### [WORK TO DO]
Of the lines in these entries, how many contain the string "content"? Give the number and nothing else.

=======

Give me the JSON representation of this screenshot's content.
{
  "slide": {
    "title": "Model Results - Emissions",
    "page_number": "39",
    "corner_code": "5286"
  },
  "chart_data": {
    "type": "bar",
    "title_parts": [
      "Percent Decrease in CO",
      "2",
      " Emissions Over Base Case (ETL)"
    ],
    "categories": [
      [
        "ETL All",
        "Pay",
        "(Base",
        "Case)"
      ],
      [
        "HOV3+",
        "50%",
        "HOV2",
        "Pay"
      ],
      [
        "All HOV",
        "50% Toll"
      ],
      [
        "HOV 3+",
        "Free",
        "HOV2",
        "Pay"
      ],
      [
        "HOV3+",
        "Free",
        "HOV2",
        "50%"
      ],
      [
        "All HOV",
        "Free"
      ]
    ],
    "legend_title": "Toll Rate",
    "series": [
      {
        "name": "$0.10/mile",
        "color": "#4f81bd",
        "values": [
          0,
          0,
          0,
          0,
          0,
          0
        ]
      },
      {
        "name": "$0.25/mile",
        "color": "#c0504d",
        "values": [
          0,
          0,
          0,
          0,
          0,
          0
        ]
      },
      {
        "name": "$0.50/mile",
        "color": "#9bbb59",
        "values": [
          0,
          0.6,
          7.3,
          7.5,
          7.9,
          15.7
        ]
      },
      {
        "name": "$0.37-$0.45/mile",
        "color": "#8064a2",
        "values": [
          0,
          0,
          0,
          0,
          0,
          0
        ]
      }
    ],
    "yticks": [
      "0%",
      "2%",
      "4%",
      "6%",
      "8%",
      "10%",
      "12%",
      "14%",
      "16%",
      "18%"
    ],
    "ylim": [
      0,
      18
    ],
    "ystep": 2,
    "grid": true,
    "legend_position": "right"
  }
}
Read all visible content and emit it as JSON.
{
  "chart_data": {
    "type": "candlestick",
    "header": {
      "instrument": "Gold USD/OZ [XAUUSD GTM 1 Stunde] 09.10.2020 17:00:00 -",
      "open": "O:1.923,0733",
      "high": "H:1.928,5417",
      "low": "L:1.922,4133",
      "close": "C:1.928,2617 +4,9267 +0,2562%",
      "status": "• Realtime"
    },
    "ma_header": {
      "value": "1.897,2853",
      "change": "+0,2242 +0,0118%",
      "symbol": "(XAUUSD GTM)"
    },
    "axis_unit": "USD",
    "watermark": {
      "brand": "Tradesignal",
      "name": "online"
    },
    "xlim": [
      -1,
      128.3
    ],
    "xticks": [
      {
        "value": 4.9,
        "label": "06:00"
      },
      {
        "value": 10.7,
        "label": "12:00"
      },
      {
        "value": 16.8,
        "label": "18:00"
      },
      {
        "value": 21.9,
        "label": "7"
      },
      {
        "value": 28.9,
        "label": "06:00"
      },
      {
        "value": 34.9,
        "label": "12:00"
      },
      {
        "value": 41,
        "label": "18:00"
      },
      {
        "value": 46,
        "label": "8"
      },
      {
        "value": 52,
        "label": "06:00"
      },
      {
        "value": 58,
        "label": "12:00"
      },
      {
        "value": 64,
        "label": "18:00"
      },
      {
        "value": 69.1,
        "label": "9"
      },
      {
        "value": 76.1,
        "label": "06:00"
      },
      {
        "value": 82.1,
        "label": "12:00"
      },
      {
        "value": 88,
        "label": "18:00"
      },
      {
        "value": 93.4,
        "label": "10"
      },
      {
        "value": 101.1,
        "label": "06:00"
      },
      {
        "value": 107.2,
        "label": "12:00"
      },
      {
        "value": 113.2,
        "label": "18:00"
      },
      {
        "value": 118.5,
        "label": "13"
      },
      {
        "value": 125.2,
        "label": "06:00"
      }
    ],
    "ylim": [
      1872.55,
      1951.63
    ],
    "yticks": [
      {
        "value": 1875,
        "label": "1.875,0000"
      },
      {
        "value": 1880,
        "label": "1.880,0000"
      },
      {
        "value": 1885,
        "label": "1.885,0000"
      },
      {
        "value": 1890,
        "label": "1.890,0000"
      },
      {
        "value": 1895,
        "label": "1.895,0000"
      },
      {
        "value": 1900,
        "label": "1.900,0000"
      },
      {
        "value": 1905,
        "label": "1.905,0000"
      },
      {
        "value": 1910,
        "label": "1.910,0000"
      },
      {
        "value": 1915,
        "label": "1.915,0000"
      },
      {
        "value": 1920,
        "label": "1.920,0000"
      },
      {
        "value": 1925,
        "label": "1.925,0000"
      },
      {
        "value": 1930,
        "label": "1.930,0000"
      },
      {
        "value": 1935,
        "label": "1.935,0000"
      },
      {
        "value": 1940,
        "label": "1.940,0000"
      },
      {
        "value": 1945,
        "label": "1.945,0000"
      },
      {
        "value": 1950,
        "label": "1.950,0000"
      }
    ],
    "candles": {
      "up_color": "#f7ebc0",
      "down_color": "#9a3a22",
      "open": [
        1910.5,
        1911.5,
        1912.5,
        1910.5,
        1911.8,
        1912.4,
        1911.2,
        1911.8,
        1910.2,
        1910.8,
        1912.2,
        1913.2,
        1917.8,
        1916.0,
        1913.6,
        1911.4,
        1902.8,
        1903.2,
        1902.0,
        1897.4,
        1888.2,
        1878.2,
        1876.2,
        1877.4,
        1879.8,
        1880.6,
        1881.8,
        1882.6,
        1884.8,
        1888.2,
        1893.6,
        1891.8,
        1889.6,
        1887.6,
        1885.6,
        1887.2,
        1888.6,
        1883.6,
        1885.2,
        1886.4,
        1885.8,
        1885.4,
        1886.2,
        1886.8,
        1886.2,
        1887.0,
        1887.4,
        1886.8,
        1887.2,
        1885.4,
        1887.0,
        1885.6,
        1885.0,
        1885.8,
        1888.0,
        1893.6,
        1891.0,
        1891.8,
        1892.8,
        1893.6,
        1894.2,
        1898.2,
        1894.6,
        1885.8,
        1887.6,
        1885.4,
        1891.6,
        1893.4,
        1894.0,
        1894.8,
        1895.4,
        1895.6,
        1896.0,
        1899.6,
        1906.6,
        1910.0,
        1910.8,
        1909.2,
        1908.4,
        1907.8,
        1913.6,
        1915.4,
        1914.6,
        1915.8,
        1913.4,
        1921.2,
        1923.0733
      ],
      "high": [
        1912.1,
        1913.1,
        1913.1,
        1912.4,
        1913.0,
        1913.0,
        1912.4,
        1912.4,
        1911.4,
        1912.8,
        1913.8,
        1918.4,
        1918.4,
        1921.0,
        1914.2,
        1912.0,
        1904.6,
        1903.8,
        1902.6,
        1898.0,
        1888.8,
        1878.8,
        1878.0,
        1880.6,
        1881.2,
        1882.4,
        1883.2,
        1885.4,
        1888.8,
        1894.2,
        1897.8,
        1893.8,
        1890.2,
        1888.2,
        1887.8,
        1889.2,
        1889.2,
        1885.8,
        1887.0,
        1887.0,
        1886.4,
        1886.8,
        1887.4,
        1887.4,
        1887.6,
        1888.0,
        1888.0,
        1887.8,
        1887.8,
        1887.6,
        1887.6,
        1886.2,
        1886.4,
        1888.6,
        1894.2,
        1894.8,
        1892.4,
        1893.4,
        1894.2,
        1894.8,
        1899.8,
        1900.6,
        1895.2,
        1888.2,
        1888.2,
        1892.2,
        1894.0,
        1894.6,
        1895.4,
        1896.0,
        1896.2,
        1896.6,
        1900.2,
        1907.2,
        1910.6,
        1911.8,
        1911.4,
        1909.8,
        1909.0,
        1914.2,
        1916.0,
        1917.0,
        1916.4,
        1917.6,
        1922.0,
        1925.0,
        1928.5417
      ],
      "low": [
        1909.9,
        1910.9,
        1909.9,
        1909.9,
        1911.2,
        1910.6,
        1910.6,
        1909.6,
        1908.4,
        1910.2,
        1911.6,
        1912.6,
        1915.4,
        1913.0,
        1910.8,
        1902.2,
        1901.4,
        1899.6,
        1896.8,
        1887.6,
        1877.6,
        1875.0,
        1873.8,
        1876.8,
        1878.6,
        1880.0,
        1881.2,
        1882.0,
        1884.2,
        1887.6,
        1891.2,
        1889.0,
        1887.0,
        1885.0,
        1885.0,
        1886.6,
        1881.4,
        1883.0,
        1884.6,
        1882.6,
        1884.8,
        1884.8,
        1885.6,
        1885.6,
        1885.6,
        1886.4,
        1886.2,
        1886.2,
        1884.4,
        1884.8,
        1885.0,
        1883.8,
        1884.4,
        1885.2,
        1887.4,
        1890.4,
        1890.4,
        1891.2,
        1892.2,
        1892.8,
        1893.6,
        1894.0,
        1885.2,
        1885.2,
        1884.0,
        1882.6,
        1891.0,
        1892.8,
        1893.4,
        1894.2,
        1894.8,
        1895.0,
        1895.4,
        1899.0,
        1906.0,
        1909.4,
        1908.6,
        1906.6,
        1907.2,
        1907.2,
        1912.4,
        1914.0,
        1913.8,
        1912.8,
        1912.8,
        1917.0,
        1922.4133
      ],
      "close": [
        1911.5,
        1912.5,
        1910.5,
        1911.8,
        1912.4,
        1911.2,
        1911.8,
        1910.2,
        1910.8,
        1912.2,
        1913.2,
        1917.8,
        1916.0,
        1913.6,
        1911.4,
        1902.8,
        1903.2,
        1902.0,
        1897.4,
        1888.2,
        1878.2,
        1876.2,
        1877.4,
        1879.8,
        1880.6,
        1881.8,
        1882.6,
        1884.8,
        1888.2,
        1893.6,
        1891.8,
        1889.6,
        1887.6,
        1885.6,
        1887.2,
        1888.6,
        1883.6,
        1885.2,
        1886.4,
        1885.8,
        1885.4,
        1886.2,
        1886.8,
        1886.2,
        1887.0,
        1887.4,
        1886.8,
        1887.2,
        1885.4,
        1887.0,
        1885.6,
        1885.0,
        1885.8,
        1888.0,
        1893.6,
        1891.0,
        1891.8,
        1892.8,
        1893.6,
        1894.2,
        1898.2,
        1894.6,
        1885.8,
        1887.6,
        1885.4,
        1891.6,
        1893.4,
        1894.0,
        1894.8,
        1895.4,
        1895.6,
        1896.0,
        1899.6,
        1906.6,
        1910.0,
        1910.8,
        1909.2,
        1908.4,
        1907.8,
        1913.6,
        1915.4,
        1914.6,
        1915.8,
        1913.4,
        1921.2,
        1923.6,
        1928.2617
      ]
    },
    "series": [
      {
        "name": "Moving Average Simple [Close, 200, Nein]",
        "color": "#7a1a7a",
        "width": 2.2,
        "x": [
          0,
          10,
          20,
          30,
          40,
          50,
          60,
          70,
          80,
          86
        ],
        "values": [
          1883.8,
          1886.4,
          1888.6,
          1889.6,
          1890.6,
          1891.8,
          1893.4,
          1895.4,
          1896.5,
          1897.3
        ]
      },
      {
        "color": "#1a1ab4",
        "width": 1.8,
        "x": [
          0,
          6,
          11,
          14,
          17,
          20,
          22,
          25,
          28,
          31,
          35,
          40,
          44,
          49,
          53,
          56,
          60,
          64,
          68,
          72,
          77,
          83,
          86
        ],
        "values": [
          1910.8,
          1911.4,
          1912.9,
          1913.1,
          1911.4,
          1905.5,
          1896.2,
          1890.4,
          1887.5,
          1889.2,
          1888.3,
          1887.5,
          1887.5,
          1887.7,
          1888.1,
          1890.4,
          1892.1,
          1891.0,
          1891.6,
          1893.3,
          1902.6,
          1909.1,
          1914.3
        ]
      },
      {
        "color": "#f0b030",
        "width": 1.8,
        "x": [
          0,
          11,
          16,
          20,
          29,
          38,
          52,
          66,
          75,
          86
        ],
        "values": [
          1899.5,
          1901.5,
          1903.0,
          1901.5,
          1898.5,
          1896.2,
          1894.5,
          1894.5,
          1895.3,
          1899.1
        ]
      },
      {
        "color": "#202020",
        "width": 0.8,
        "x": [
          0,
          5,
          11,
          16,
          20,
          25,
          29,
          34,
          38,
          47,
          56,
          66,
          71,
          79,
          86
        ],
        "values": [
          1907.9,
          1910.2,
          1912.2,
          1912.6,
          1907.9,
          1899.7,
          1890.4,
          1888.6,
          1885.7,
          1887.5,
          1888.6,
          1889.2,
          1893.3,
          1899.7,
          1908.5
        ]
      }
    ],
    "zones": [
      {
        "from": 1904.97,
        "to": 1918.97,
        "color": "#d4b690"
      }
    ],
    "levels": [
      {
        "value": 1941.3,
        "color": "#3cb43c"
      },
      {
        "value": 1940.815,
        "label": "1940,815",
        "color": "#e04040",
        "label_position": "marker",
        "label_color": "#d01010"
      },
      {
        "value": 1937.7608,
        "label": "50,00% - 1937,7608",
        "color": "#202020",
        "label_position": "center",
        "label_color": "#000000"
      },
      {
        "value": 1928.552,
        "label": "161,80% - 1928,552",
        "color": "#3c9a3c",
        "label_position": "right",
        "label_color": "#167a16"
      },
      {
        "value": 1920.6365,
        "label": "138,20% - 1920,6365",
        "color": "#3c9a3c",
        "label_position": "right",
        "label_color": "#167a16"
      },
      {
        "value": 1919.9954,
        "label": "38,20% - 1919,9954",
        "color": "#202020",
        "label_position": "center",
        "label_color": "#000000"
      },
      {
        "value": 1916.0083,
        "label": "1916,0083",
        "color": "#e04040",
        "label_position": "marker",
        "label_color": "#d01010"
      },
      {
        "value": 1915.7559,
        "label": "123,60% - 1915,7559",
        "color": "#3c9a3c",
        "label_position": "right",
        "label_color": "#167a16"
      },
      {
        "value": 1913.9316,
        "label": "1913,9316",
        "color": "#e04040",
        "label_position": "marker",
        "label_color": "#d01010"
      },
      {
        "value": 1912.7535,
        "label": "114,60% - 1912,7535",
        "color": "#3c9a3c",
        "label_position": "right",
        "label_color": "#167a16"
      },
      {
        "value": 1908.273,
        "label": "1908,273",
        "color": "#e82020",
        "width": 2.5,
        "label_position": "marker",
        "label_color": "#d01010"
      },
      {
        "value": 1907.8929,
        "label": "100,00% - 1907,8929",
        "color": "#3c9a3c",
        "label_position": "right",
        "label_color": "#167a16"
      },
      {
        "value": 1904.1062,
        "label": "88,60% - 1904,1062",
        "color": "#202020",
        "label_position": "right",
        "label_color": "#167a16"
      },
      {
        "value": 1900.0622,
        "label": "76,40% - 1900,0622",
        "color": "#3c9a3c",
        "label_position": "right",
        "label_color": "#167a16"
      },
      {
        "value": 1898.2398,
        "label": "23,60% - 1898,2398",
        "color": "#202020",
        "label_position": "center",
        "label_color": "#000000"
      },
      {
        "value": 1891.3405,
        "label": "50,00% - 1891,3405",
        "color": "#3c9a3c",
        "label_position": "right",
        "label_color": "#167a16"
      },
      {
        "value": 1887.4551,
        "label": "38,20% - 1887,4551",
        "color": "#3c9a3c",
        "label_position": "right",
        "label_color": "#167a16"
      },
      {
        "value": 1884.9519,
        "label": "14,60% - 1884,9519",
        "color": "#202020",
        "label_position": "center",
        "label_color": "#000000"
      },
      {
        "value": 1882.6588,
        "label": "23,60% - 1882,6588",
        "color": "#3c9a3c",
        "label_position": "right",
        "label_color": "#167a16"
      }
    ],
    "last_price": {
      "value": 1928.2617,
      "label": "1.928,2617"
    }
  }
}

=======

### [TASK SOLUTION]
2